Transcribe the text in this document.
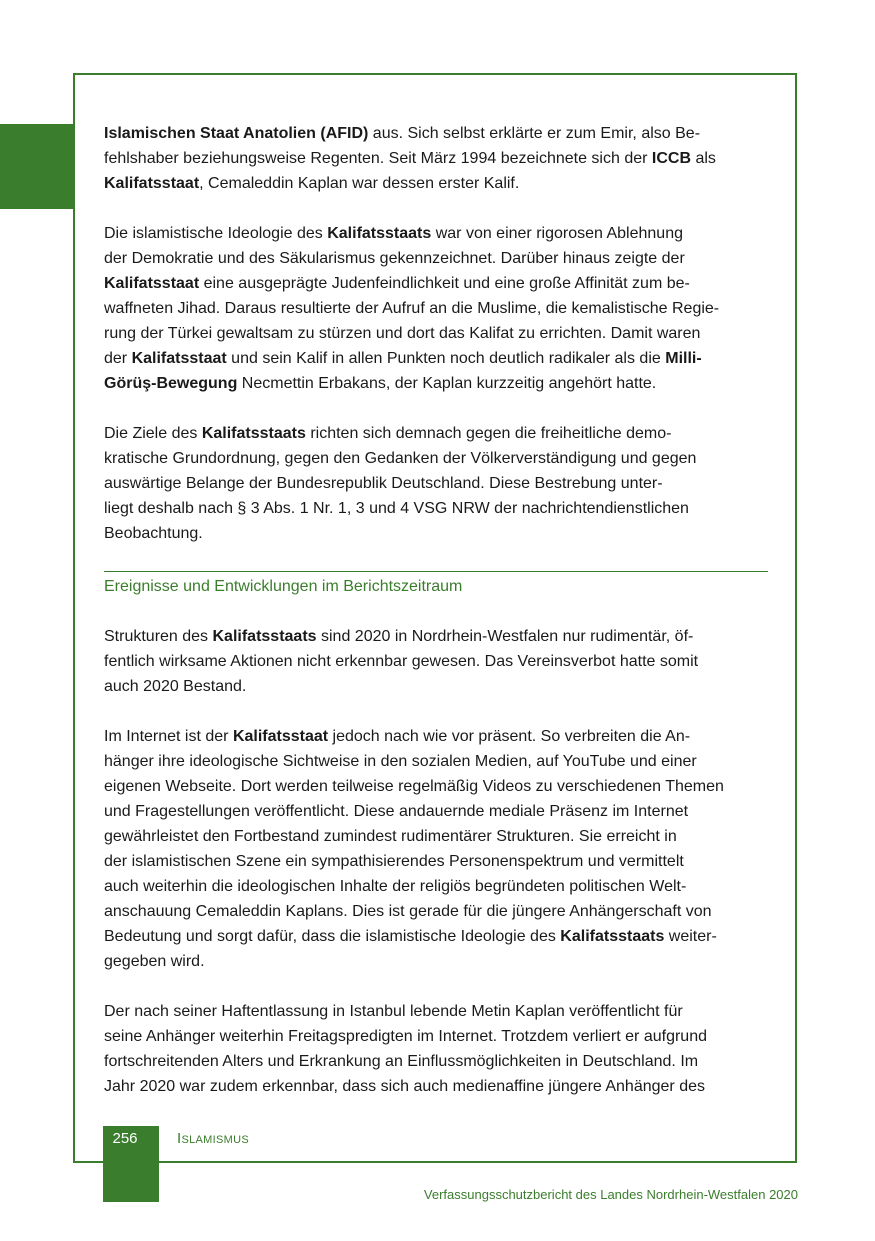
Islamischen Staat Anatolien (AFID) aus. Sich selbst erklärte er zum Emir, also Be-
fehlshaber beziehungsweise Regenten. Seit März 1994 bezeichnete sich der ICCB als
Kalifatsstaat, Cemaleddin Kaplan war dessen erster Kalif.

Die islamistische Ideologie des Kalifatsstaats war von einer rigorosen Ablehnung
der Demokratie und des Säkularismus gekennzeichnet. Darüber hinaus zeigte der
Kalifatsstaat eine ausgeprägte Judenfeindlichkeit und eine große Affinität zum be-
waffneten Jihad. Daraus resultierte der Aufruf an die Muslime, die kemalistische Regie-
rung der Türkei gewaltsam zu stürzen und dort das Kalifat zu errichten. Damit waren
der Kalifatsstaat und sein Kalif in allen Punkten noch deutlich radikaler als die Milli-
Görüş-Bewegung Necmettin Erbakans, der Kaplan kurzzeitig angehört hatte.

Die Ziele des Kalifatsstaats richten sich demnach gegen die freiheitliche demo-
kratische Grundordnung, gegen den Gedanken der Völkerverständigung und gegen
auswärtige Belange der Bundesrepublik Deutschland. Diese Bestrebung unter-
liegt deshalb nach § 3 Abs. 1 Nr. 1, 3 und 4 VSG NRW der nachrichtendienstlichen
Beobachtung.

Ereignisse und Entwicklungen im Berichtszeitraum

Strukturen des Kalifatsstaats sind 2020 in Nordrhein-Westfalen nur rudimentär, öf-
fentlich wirksame Aktionen nicht erkennbar gewesen. Das Vereinsverbot hatte somit
auch 2020 Bestand.

Im Internet ist der Kalifatsstaat jedoch nach wie vor präsent. So verbreiten die An-
hänger ihre ideologische Sichtweise in den sozialen Medien, auf YouTube und einer
eigenen Webseite. Dort werden teilweise regelmäßig Videos zu verschiedenen Themen
und Fragestellungen veröffentlicht. Diese andauernde mediale Präsenz im Internet
gewährleistet den Fortbestand zumindest rudimentärer Strukturen. Sie erreicht in
der islamistischen Szene ein sympathisierendes Personenspektrum und vermittelt
auch weiterhin die ideologischen Inhalte der religiös begründeten politischen Welt-
anschauung Cemaleddin Kaplans. Dies ist gerade für die jüngere Anhängerschaft von
Bedeutung und sorgt dafür, dass die islamistische Ideologie des Kalifatsstaats weiter-
gegeben wird.

Der nach seiner Haftentlassung in Istanbul lebende Metin Kaplan veröffentlicht für
seine Anhänger weiterhin Freitagspredigten im Internet. Trotzdem verliert er aufgrund
fortschreitenden Alters und Erkrankung an Einflussmöglichkeiten in Deutschland. Im
Jahr 2020 war zudem erkennbar, dass sich auch medienaffine jüngere Anhänger des

256	Islamismus
Verfassungsschutzbericht des Landes Nordrhein-Westfalen 2020
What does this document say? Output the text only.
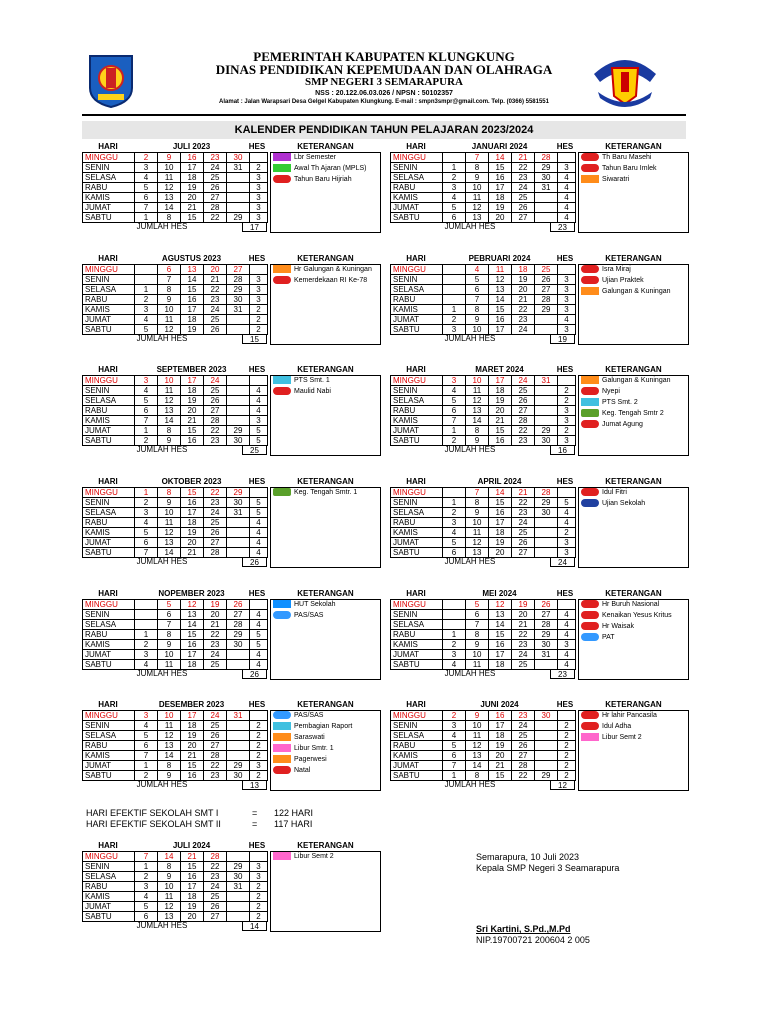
PEMERINTAH KABUPATEN KLUNGKUNG
DINAS PENDIDIKAN KEPEMUDAAN DAN OLAHRAGA
SMP NEGERI 3 SEMARAPURA
NSS : 20.122.06.03.026 / NPSN : 50102357
Alamat : Jalan Warapsari Desa Gelgel Kabupaten Klungkung. E-mail : smpn3smpr@gmail.com. Telp. (0366) 5581551
KALENDER PENDIDIKAN TAHUN PELAJARAN 2023/2024
HARI	JULI 2023	HES	KETERANGAN
MINGGU	2	9	16	23	30	
SENIN	3	10	17	24	31	2
SELASA	4	11	18	25		3
RABU	5	12	19	26		3
KAMIS	6	13	20	27		3
JUMAT	7	14	21	28		3
SABTU	1	8	15	22	29	3
JUMLAH HES	17
Lbr Semester
Awal Th Ajaran (MPLS)
Tahun Baru Hijriah
HARI	JANUARI 2024	HES	KETERANGAN
MINGGU		7	14	21	28	
SENIN	1	8	15	22	29	3
SELASA	2	9	16	23	30	4
RABU	3	10	17	24	31	4
KAMIS	4	11	18	25		4
JUMAT	5	12	19	26		4
SABTU	6	13	20	27		4
JUMLAH HES	23
Th Baru Masehi
Tahun Baru Imlek
Siwaratri
HARI	AGUSTUS 2023	HES	KETERANGAN
MINGGU		6	13	20	27	
SENIN		7	14	21	28	3
SELASA	1	8	15	22	29	3
RABU	2	9	16	23	30	3
KAMIS	3	10	17	24	31	2
JUMAT	4	11	18	25		2
SABTU	5	12	19	26		2
JUMLAH HES	15
Hr Galungan & Kuningan
Kemerdekaan RI Ke-78
HARI	PEBRUARI 2024	HES	KETERANGAN
MINGGU		4	11	18	25	
SENIN		5	12	19	26	3
SELASA		6	13	20	27	3
RABU		7	14	21	28	3
KAMIS	1	8	15	22	29	3
JUMAT	2	9	16	23		4
SABTU	3	10	17	24		3
JUMLAH HES	19
Isra Miraj
Ujian Praktek
Galungan & Kuningan
HARI	SEPTEMBER 2023	HES	KETERANGAN
MINGGU	3	10	17	24		
SENIN	4	11	18	25		4
SELASA	5	12	19	26		4
RABU	6	13	20	27		4
KAMIS	7	14	21	28		3
JUMAT	1	8	15	22	29	5
SABTU	2	9	16	23	30	5
JUMLAH HES	25
PTS Smt. 1
Maulid Nabi
HARI	MARET 2024	HES	KETERANGAN
MINGGU	3	10	17	24	31	
SENIN	4	11	18	25		2
SELASA	5	12	19	26		2
RABU	6	13	20	27		3
KAMIS	7	14	21	28		3
JUMAT	1	8	15	22	29	2
SABTU	2	9	16	23	30	3
JUMLAH HES	16
Galungan & Kuningan
Nyepi
PTS Smt. 2
Keg. Tengah Smtr 2
Jumat Agung
HARI	OKTOBER 2023	HES	KETERANGAN
MINGGU	1	8	15	22	29	
SENIN	2	9	16	23	30	5
SELASA	3	10	17	24	31	5
RABU	4	11	18	25		4
KAMIS	5	12	19	26		4
JUMAT	6	13	20	27		4
SABTU	7	14	21	28		4
JUMLAH HES	26
Keg. Tengah Smtr. 1
HARI	APRIL 2024	HES	KETERANGAN
MINGGU		7	14	21	28	
SENIN	1	8	15	22	29	5
SELASA	2	9	16	23	30	4
RABU	3	10	17	24		4
KAMIS	4	11	18	25		2
JUMAT	5	12	19	26		3
SABTU	6	13	20	27		3
JUMLAH HES	24
Idul Fitri
Ujian Sekolah
HARI	NOPEMBER 2023	HES	KETERANGAN
MINGGU		5	12	19	26	
SENIN		6	13	20	27	4
SELASA		7	14	21	28	4
RABU	1	8	15	22	29	5
KAMIS	2	9	16	23	30	5
JUMAT	3	10	17	24		4
SABTU	4	11	18	25		4
JUMLAH HES	26
HUT Sekolah
PAS/SAS
HARI	MEI 2024	HES	KETERANGAN
MINGGU		5	12	19	26	
SENIN		6	13	20	27	4
SELASA		7	14	21	28	4
RABU	1	8	15	22	29	4
KAMIS	2	9	16	23	30	3
JUMAT	3	10	17	24	31	4
SABTU	4	11	18	25		4
JUMLAH HES	23
Hr Buruh Nasional
Kenaikan Yesus Kritus
Hr Waisak
PAT
HARI	DESEMBER 2023	HES	KETERANGAN
MINGGU	3	10	17	24	31	
SENIN	4	11	18	25		2
SELASA	5	12	19	26		2
RABU	6	13	20	27		2
KAMIS	7	14	21	28		2
JUMAT	1	8	15	22	29	3
SABTU	2	9	16	23	30	2
JUMLAH HES	13
PAS/SAS
Pembagian Raport
Saraswati
Libur Smtr. 1
Pagerwesi
Natal
HARI	JUNI 2024	HES	KETERANGAN
MINGGU	2	9	16	23	30	
SENIN	3	10	17	24		2
SELASA	4	11	18	25		2
RABU	5	12	19	26		2
KAMIS	6	13	20	27		2
JUMAT	7	14	21	28		2
SABTU	1	8	15	22	29	2
JUMLAH HES	12
Hr lahir Pancasila
Idul Adha
Libur Semt 2
HARI	JULI 2024	HES	KETERANGAN
MINGGU	7	14	21	28		
SENIN	1	8	15	22	29	3
SELASA	2	9	16	23	30	3
RABU	3	10	17	24	31	2
KAMIS	4	11	18	25		2
JUMAT	5	12	19	26		2
SABTU	6	13	20	27		2
JUMLAH HES	14
Libur Semt 2
HARI EFEKTIF SEKOLAH SMT I	= 122 HARI
HARI EFEKTIF SEKOLAH SMT II	= 117 HARI
Semarapura, 10 Juli 2023
Kepala SMP Negeri 3 Seamarapura
Sri Kartini, S.Pd.,M.Pd
NIP.19700721 200604 2 005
________________________
▶ _TASK DESCRIPTION_:
From the material above, copy each line that includes the word "veröffentlicht".

▶ _EXERCISE RESPONSE_:
und Fragestellungen veröffentlicht. Diese andauernde mediale Präsenz im Internet
Der nach seiner Haftentlassung in Istanbul lebende Metin Kaplan veröffentlicht für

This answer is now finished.